Data section ▸
## BEGIN
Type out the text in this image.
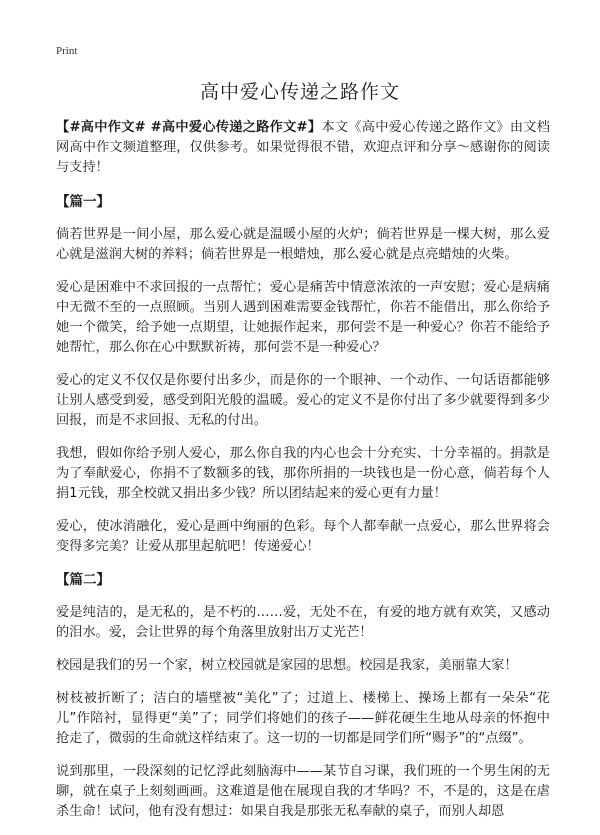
Print
高中爱心传递之路作文

【#高中作文# #高中爱心传递之路作文#】本文《高中爱心传递之路作文》由文档网高中作文频道整理，仅供参考。如果觉得很不错，欢迎点评和分享～感谢你的阅读与支持！

【篇一】

倘若世界是一间小屋，那么爱心就是温暖小屋的火炉；倘若世界是一棵大树，那么爱心就是滋润大树的养料；倘若世界是一根蜡烛，那么爱心就是点亮蜡烛的火柴。

爱心是困难中不求回报的一点帮忙；爱心是痛苦中情意浓浓的一声安慰；爱心是病痛中无微不至的一点照顾。当别人遇到困难需要金钱帮忙，你若不能借出，那么你给予她一个微笑，给予她一点期望，让她振作起来，那何尝不是一种爱心？你若不能给予她帮忙，那么你在心中默默祈祷，那何尝不是一种爱心？

爱心的定义不仅仅是你要付出多少，而是你的一个眼神、一个动作、一句话语都能够让别人感受到爱，感受到阳光般的温暖。爱心的定义不是你付出了多少就要得到多少回报，而是不求回报、无私的付出。

我想，假如你给予别人爱心，那么你自我的内心也会十分充实、十分幸福的。捐款是为了奉献爱心，你捐不了数额多的钱，那你所捐的一块钱也是一份心意，倘若每个人捐1元钱，那全校就又捐出多少钱？所以团结起来的爱心更有力量！

爱心，使冰消融化，爱心是画中绚丽的色彩。每个人都奉献一点爱心，那么世界将会变得多完美？让爱从那里起航吧！传递爱心！

【篇二】

爱是纯洁的，是无私的，是不朽的……爱，无处不在，有爱的地方就有欢笑，又感动的泪水。爱，会让世界的每个角落里放射出万丈光芒！

校园是我们的另一个家，树立校园就是家园的思想。校园是我家，美丽靠大家！

树枝被折断了；洁白的墙壁被“美化”了；过道上、楼梯上、操场上都有一朵朵“花儿”作陪衬，显得更“美”了；同学们将她们的孩子——鲜花硬生生地从母亲的怀抱中抢走了，微弱的生命就这样结束了。这一切的一切都是同学们所“赐予”的“点缀”。

说到那里，一段深刻的记忆浮此刻脑海中——某节自习课，我们班的一个男生闲的无聊，就在桌子上刻刻画画。这难道是他在展现自我的才华吗？不，不是的，这是在虐杀生命！试问，他有没有想过：如果自我是那张无私奉献的桌子，而别人却恩
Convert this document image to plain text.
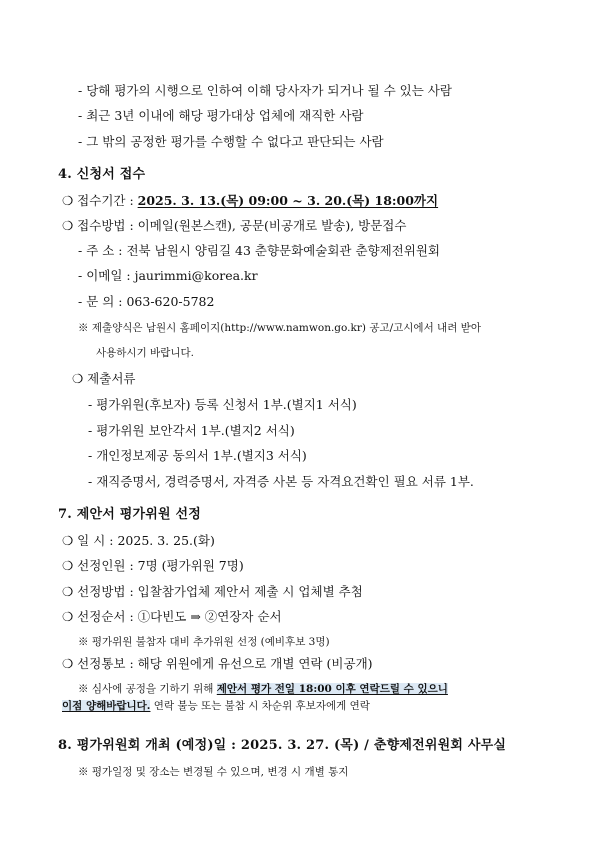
- 당해 평가의 시행으로 인하여 이해 당사자가 되거나 될 수 있는 사람
- 최근 3년 이내에 해당 평가대상 업체에 재직한 사람
- 그 밖의 공정한 평가를 수행할 수 없다고 판단되는 사람
4. 신청서 접수
❍ 접수기간 : 2025. 3. 13.(목) 09:00 ~ 3. 20.(목) 18:00까지
❍ 접수방법 : 이메일(원본스캔), 공문(비공개로 발송), 방문접수
- 주 소 : 전북 남원시 양림길 43 춘향문화예술회관 춘향제전위원회
- 이메일 : jaurimmi@korea.kr
- 문 의 : 063-620-5782
※ 제출양식은 남원시 홈페이지(http://www.namwon.go.kr) 공고/고시에서 내려 받아
사용하시기 바랍니다.
❍ 제출서류
- 평가위원(후보자) 등록 신청서 1부.(별지1 서식)
- 평가위원 보안각서 1부.(별지2 서식)
- 개인정보제공 동의서 1부.(별지3 서식)
- 재직증명서, 경력증명서, 자격증 사본 등 자격요건확인 필요 서류 1부.
7. 제안서 평가위원 선정
❍ 일 시 : 2025. 3. 25.(화)
❍ 선정인원 : 7명 (평가위원 7명)
❍ 선정방법 : 입찰참가업체 제안서 제출 시 업체별 추첨
❍ 선정순서 : ①다빈도 ⇒ ②연장자 순서
※ 평가위원 불참자 대비 추가위원 선정 (예비후보 3명)
❍ 선정통보 : 해당 위원에게 유선으로 개별 연락 (비공개)
※ 심사에 공정을 기하기 위해 제안서 평가 전일 18:00 이후 연락드릴 수 있으니
이점 양해바랍니다. 연락 불능 또는 불참 시 차순위 후보자에게 연락
8. 평가위원회 개최 (예정)일 : 2025. 3. 27. (목) / 춘향제전위원회 사무실
※ 평가일정 및 장소는 변경될 수 있으며, 변경 시 개별 통지
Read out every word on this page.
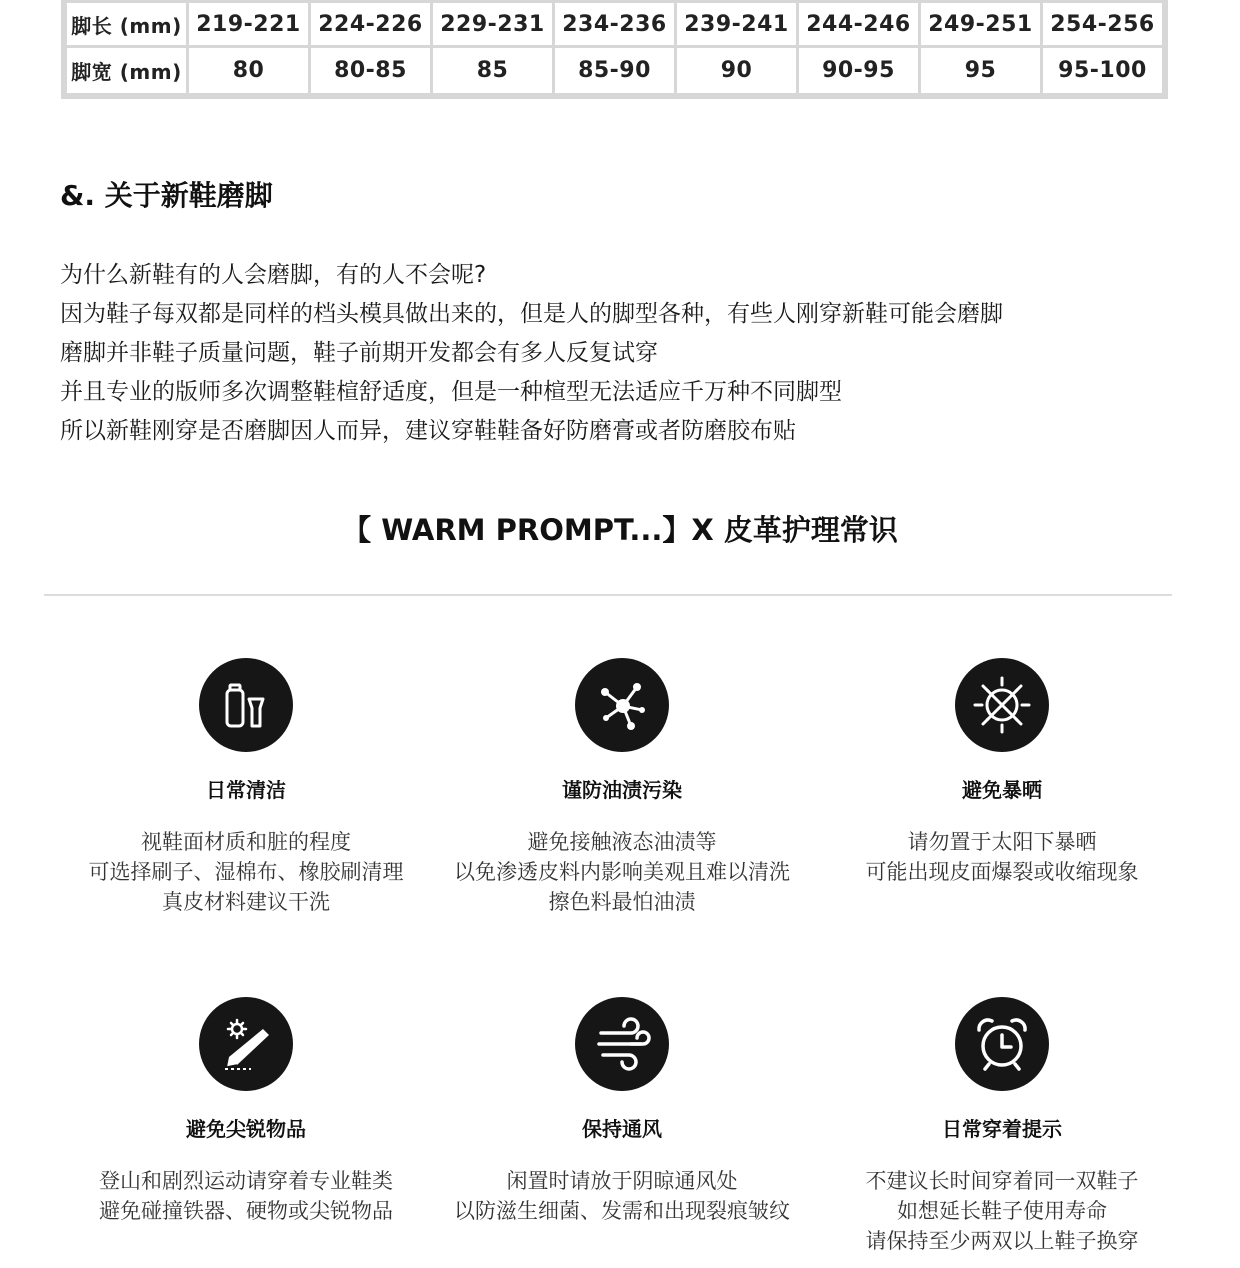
脚长 (mm)	219-221	224-226	229-231	234-236	239-241	244-246	249-251	254-256
脚宽 (mm)	80	80-85	85	85-90	90	90-95	95	95-100
&. 关于新鞋磨脚
为什么新鞋有的人会磨脚，有的人不会呢?
因为鞋子每双都是同样的档头模具做出来的，但是人的脚型各种，有些人刚穿新鞋可能会磨脚
磨脚并非鞋子质量问题，鞋子前期开发都会有多人反复试穿
并且专业的版师多次调整鞋楦舒适度，但是一种楦型无法适应千万种不同脚型
所以新鞋刚穿是否磨脚因人而异，建议穿鞋鞋备好防磨膏或者防磨胶布贴
【 WARM PROMPT...】X 皮革护理常识
日常清洁
视鞋面材质和脏的程度
可选择刷子、湿棉布、橡胶刷清理
真皮材料建议干洗
谨防油渍污染
避免接触液态油渍等
以免渗透皮料内影响美观且难以清洗
擦色料最怕油渍
避免暴晒
请勿置于太阳下暴晒
可能出现皮面爆裂或收缩现象
避免尖锐物品
登山和剧烈运动请穿着专业鞋类
避免碰撞铁器、硬物或尖锐物品
保持通风
闲置时请放于阴晾通风处
以防滋生细菌、发需和出现裂痕皱纹
日常穿着提示
不建议长时间穿着同一双鞋子
如想延长鞋子使用寿命
请保持至少两双以上鞋子换穿
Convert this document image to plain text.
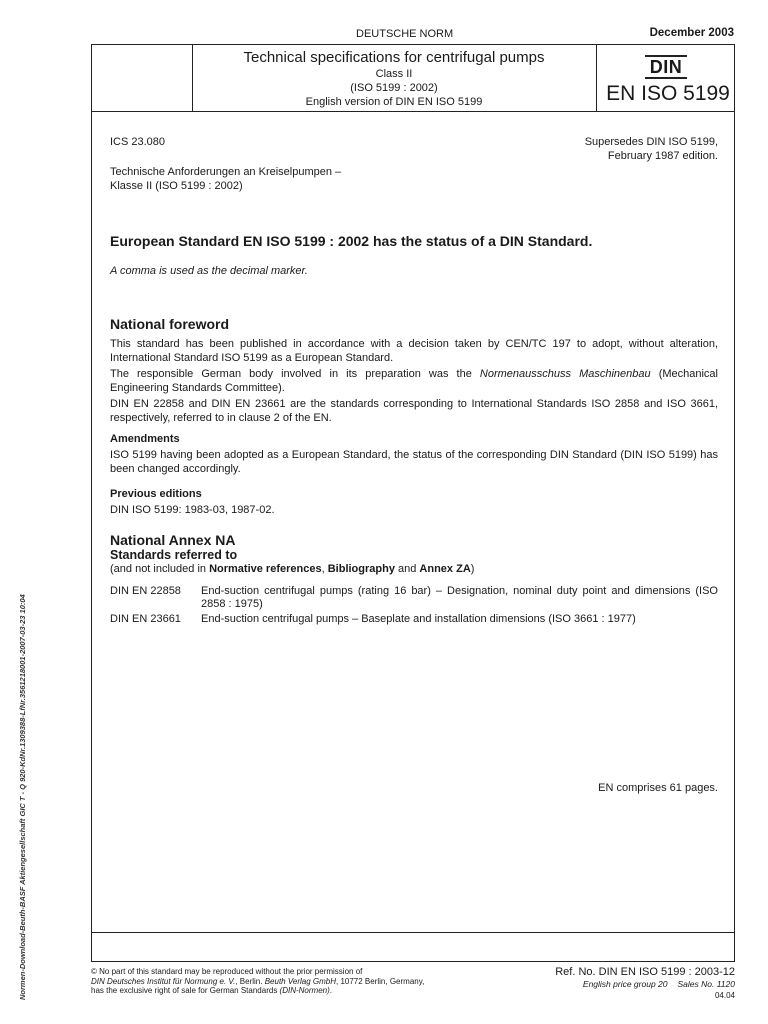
DEUTSCHE NORM	December 2003
Technical specifications for centrifugal pumps
Class II
(ISO 5199 : 2002)
English version of DIN EN ISO 5199
DIN
EN ISO 5199
ICS 23.080	Supersedes DIN ISO 5199,
February 1987 edition.
Technische Anforderungen an Kreiselpumpen –
Klasse II (ISO 5199 : 2002)
European Standard EN ISO 5199 : 2002 has the status of a DIN Standard.
A comma is used as the decimal marker.
National foreword
This standard has been published in accordance with a decision taken by CEN/TC 197 to adopt, without alteration, International Standard ISO 5199 as a European Standard.
The responsible German body involved in its preparation was the Normenausschuss Maschinenbau (Mechanical Engineering Standards Committee).
DIN EN 22858 and DIN EN 23661 are the standards corresponding to International Standards ISO 2858 and ISO 3661, respectively, referred to in clause 2 of the EN.
Amendments
ISO 5199 having been adopted as a European Standard, the status of the corresponding DIN Standard (DIN ISO 5199) has been changed accordingly.
Previous editions
DIN ISO 5199: 1983-03, 1987-02.
National Annex NA
Standards referred to
(and not included in Normative references, Bibliography and Annex ZA)
DIN EN 22858	End-suction centrifugal pumps (rating 16 bar) – Designation, nominal duty point and dimensions (ISO 2858 : 1975)
DIN EN 23661	End-suction centrifugal pumps – Baseplate and installation dimensions (ISO 3661 : 1977)
EN comprises 61 pages.
© No part of this standard may be reproduced without the prior permission of
DIN Deutsches Institut für Normung e. V., Berlin. Beuth Verlag GmbH, 10772 Berlin, Germany,
has the exclusive right of sale for German Standards (DIN-Normen).
Ref. No. DIN EN ISO 5199 : 2003-12
English price group 20 Sales No. 1120
04.04
Normen-Download-Beuth-BASF Aktiengesellschaft GIC T - Q 920-KdNr.1309388-LfNr.3561218001-2007-03-23 10:04
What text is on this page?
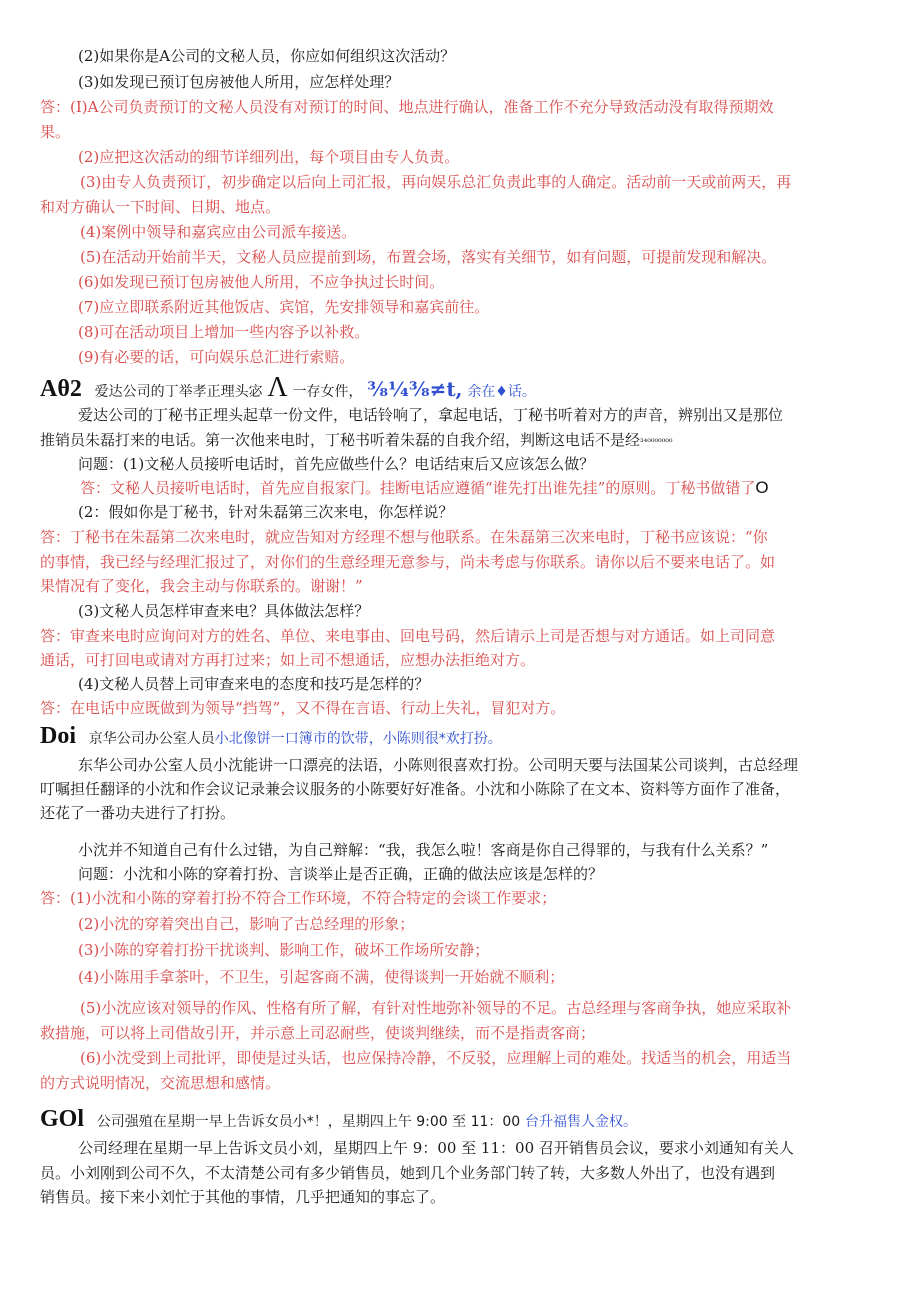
(2)如果你是A公司的文秘人员，你应如何组织这次活动？
(3)如发现已预订包房被他人所用，应怎样处理？
答：(I)A公司负责预订的文秘人员没有对预订的时间、地点进行确认，准备工作不充分导致活动没有取得预期效
果。
(2)应把这次活动的细节详细列出，每个项目由专人负责。
(3)由专人负责预订，初步确定以后向上司汇报，再向娱乐总汇负责此事的人确定。活动前一天或前两天，再
和对方确认一下时间、日期、地点。
(4)案例中领导和嘉宾应由公司派车接送。
(5)在活动开始前半天，文秘人员应提前到场，布置会场，落实有关细节，如有问题，可提前发现和解决。
(6)如发现已预订包房被他人所用，不应争执过长时间。
(7)应立即联系附近其他饭店、宾馆，先安排领导和嘉宾前往。
(8)可在活动项目上增加一些内容予以补救。
(9)有必要的话，可向娱乐总汇进行索赔。
Aθ2 爱达公司的丁举孝正理头宓 Λ 一存女件， ⅜¼⅜≠t, 余在♦话。
爱达公司的丁秘书正埋头起草一份文件，电话铃响了，拿起电话，丁秘书听着对方的声音，辨别出又是那位
推销员朱磊打来的电话。第一次他来电时，丁秘书听着朱磊的自我介绍，判断这电话不是经³⁴⁰⁰⁰⁰⁰⁰⁰
问题：(1)文秘人员接听电话时，首先应做些什么？电话结束后又应该怎么做？
答：文秘人员接听电话时，首先应自报家门。挂断电话应遵循“谁先打出谁先挂”的原则。丁秘书做错了O
(2：假如你是丁秘书，针对朱磊第三次来电，你怎样说？
答：丁秘书在朱磊第二次来电时，就应告知对方经理不想与他联系。在朱磊第三次来电时，丁秘书应该说：“你
的事情，我已经与经理汇报过了，对你们的生意经理无意参与，尚未考虑与你联系。请你以后不要来电话了。如
果情况有了变化，我会主动与你联系的。谢谢！”
(3)文秘人员怎样审查来电？具体做法怎样？
答：审查来电时应询问对方的姓名、单位、来电事由、回电号码，然后请示上司是否想与对方通话。如上司同意
通话，可打回电或请对方再打过来；如上司不想通话，应想办法拒绝对方。
(4)文秘人员替上司审查来电的态度和技巧是怎样的？
答：在电话中应既做到为领导“挡驾”，又不得在言语、行动上失礼，冒犯对方。
Doi 京华公司办公室人员小北像饼一口簿市的饮带，小陈则很*欢打扮。
东华公司办公室人员小沈能讲一口漂亮的法语，小陈则很喜欢打扮。公司明天要与法国某公司谈判，古总经理
叮嘱担任翻译的小沈和作会议记录兼会议服务的小陈要好好准备。小沈和小陈除了在文本、资料等方面作了准备，
还花了一番功夫进行了打扮。
小沈并不知道自己有什么过错，为自己辩解：“我，我怎么啦！客商是你自己得罪的，与我有什么关系？”
问题：小沈和小陈的穿着打扮、言谈举止是否正确，正确的做法应该是怎样的？
答：(1)小沈和小陈的穿着打扮不符合工作环境，不符合特定的会谈工作要求；
(2)小沈的穿着突出自己，影响了古总经理的形象；
(3)小陈的穿着打扮干扰谈判、影响工作，破坏工作场所安静；
(4)小陈用手拿茶叶，不卫生，引起客商不满，使得谈判一开始就不顺利；
(5)小沈应该对领导的作风、性格有所了解，有针对性地弥补领导的不足。古总经理与客商争执，她应采取补
救措施，可以将上司借故引开，并示意上司忍耐些，使谈判继续，而不是指责客商；
(6)小沈受到上司批评，即使是过头话，也应保持冷静，不反驳，应理解上司的难处。找适当的机会，用适当
的方式说明情况，交流思想和感情。
GOl 公司强殖在星期一早上告诉女员小*！，星期四上午 9:00 至 11：00 台升福售人金权。
公司经理在星期一早上告诉文员小刘，星期四上午 9：00 至 11：00 召开销售员会议，要求小刘通知有关人
员。小刘刚到公司不久，不太清楚公司有多少销售员，她到几个业务部门转了转，大多数人外出了，也没有遇到
销售员。接下来小刘忙于其他的事情，几乎把通知的事忘了。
## END
Take the lines from the one that contains "What text is on this page?" down to the last line of the listing above, both included, and set them down exactly, leaving out pictures.

What text is on this page?
(2)如果你是A公司的文秘人员，你应如何组织这次活动？
(3)如发现已预订包房被他人所用，应怎样处理？
答：(I)A公司负责预订的文秘人员没有对预订的时间、地点进行确认，准备工作不充分导致活动没有取得预期效
果。
(2)应把这次活动的细节详细列出，每个项目由专人负责。
(3)由专人负责预订，初步确定以后向上司汇报，再向娱乐总汇负责此事的人确定。活动前一天或前两天，再
和对方确认一下时间、日期、地点。
(4)案例中领导和嘉宾应由公司派车接送。
(5)在活动开始前半天，文秘人员应提前到场，布置会场，落实有关细节，如有问题，可提前发现和解决。
(6)如发现已预订包房被他人所用，不应争执过长时间。
(7)应立即联系附近其他饭店、宾馆，先安排领导和嘉宾前往。
(8)可在活动项目上增加一些内容予以补救。
(9)有必要的话，可向娱乐总汇进行索赔。
Aθ2 爱达公司的丁举孝正理头宓 Λ 一存女件， ⅜¼⅜≠t, 余在♦话。
爱达公司的丁秘书正埋头起草一份文件，电话铃响了，拿起电话，丁秘书听着对方的声音，辨别出又是那位
推销员朱磊打来的电话。第一次他来电时，丁秘书听着朱磊的自我介绍，判断这电话不是经³⁴⁰⁰⁰⁰⁰⁰⁰
问题：(1)文秘人员接听电话时，首先应做些什么？电话结束后又应该怎么做？
答：文秘人员接听电话时，首先应自报家门。挂断电话应遵循“谁先打出谁先挂”的原则。丁秘书做错了O
(2：假如你是丁秘书，针对朱磊第三次来电，你怎样说？
答：丁秘书在朱磊第二次来电时，就应告知对方经理不想与他联系。在朱磊第三次来电时，丁秘书应该说：“你
的事情，我已经与经理汇报过了，对你们的生意经理无意参与，尚未考虑与你联系。请你以后不要来电话了。如
果情况有了变化，我会主动与你联系的。谢谢！”
(3)文秘人员怎样审查来电？具体做法怎样？
答：审查来电时应询问对方的姓名、单位、来电事由、回电号码，然后请示上司是否想与对方通话。如上司同意
通话，可打回电或请对方再打过来；如上司不想通话，应想办法拒绝对方。
(4)文秘人员替上司审查来电的态度和技巧是怎样的？
答：在电话中应既做到为领导“挡驾”，又不得在言语、行动上失礼，冒犯对方。
Doi 京华公司办公室人员小北像饼一口簿市的饮带，小陈则很*欢打扮。
东华公司办公室人员小沈能讲一口漂亮的法语，小陈则很喜欢打扮。公司明天要与法国某公司谈判，古总经理
叮嘱担任翻译的小沈和作会议记录兼会议服务的小陈要好好准备。小沈和小陈除了在文本、资料等方面作了准备，
还花了一番功夫进行了打扮。
小沈并不知道自己有什么过错，为自己辩解：“我，我怎么啦！客商是你自己得罪的，与我有什么关系？”
问题：小沈和小陈的穿着打扮、言谈举止是否正确，正确的做法应该是怎样的？
答：(1)小沈和小陈的穿着打扮不符合工作环境，不符合特定的会谈工作要求；
(2)小沈的穿着突出自己，影响了古总经理的形象；
(3)小陈的穿着打扮干扰谈判、影响工作，破坏工作场所安静；
(4)小陈用手拿茶叶，不卫生，引起客商不满，使得谈判一开始就不顺利；
(5)小沈应该对领导的作风、性格有所了解，有针对性地弥补领导的不足。古总经理与客商争执，她应采取补
救措施，可以将上司借故引开，并示意上司忍耐些，使谈判继续，而不是指责客商；
(6)小沈受到上司批评，即使是过头话，也应保持冷静，不反驳，应理解上司的难处。找适当的机会，用适当
的方式说明情况，交流思想和感情。
GOl 公司强殖在星期一早上告诉女员小*！，星期四上午 9:00 至 11：00 台升福售人金权。
公司经理在星期一早上告诉文员小刘，星期四上午 9：00 至 11：00 召开销售员会议，要求小刘通知有关人
员。小刘刚到公司不久，不太清楚公司有多少销售员，她到几个业务部门转了转，大多数人外出了，也没有遇到
销售员。接下来小刘忙于其他的事情，几乎把通知的事忘了。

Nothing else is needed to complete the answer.